* Supplied records:
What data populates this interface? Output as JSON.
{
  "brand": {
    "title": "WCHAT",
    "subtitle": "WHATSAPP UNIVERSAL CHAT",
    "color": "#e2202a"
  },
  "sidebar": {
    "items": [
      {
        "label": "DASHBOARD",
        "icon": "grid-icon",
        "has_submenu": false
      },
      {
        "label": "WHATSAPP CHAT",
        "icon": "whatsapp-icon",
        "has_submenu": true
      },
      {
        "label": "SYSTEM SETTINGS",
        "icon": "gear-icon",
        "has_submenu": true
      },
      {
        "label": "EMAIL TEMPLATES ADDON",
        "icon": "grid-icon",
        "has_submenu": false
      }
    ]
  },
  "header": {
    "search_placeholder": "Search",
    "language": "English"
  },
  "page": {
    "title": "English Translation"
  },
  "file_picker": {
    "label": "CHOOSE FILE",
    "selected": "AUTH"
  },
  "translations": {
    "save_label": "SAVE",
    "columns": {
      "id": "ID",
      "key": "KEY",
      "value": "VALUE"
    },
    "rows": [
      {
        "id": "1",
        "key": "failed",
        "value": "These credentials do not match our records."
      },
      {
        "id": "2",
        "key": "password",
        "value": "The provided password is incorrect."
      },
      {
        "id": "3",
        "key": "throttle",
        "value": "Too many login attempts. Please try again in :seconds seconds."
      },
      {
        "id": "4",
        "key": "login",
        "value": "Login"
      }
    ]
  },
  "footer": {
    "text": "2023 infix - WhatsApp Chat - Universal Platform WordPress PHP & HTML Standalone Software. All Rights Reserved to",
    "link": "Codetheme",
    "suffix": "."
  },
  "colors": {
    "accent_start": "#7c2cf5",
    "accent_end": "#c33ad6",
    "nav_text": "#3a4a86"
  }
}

* Exercise task:
Every record above needs to be repeated word for word.

* Final answer:
What data populates this interface? Output as JSON.
{
  "brand": {
    "title": "WCHAT",
    "subtitle": "WHATSAPP UNIVERSAL CHAT",
    "color": "#e2202a"
  },
  "sidebar": {
    "items": [
      {
        "label": "DASHBOARD",
        "icon": "grid-icon",
        "has_submenu": false
      },
      {
        "label": "WHATSAPP CHAT",
        "icon": "whatsapp-icon",
        "has_submenu": true
      },
      {
        "label": "SYSTEM SETTINGS",
        "icon": "gear-icon",
        "has_submenu": true
      },
      {
        "label": "EMAIL TEMPLATES ADDON",
        "icon": "grid-icon",
        "has_submenu": false
      }
    ]
  },
  "header": {
    "search_placeholder": "Search",
    "language": "English"
  },
  "page": {
    "title": "English Translation"
  },
  "file_picker": {
    "label": "CHOOSE FILE",
    "selected": "AUTH"
  },
  "translations": {
    "save_label": "SAVE",
    "columns": {
      "id": "ID",
      "key": "KEY",
      "value": "VALUE"
    },
    "rows": [
      {
        "id": "1",
        "key": "failed",
        "value": "These credentials do not match our records."
      },
      {
        "id": "2",
        "key": "password",
        "value": "The provided password is incorrect."
      },
      {
        "id": "3",
        "key": "throttle",
        "value": "Too many login attempts. Please try again in :seconds seconds."
      },
      {
        "id": "4",
        "key": "login",
        "value": "Login"
      }
    ]
  },
  "footer": {
    "text": "2023 infix - WhatsApp Chat - Universal Platform WordPress PHP & HTML Standalone Software. All Rights Reserved to",
    "link": "Codetheme",
    "suffix": "."
  },
  "colors": {
    "accent_start": "#7c2cf5",
    "accent_end": "#c33ad6",
    "nav_text": "#3a4a86"
  }
}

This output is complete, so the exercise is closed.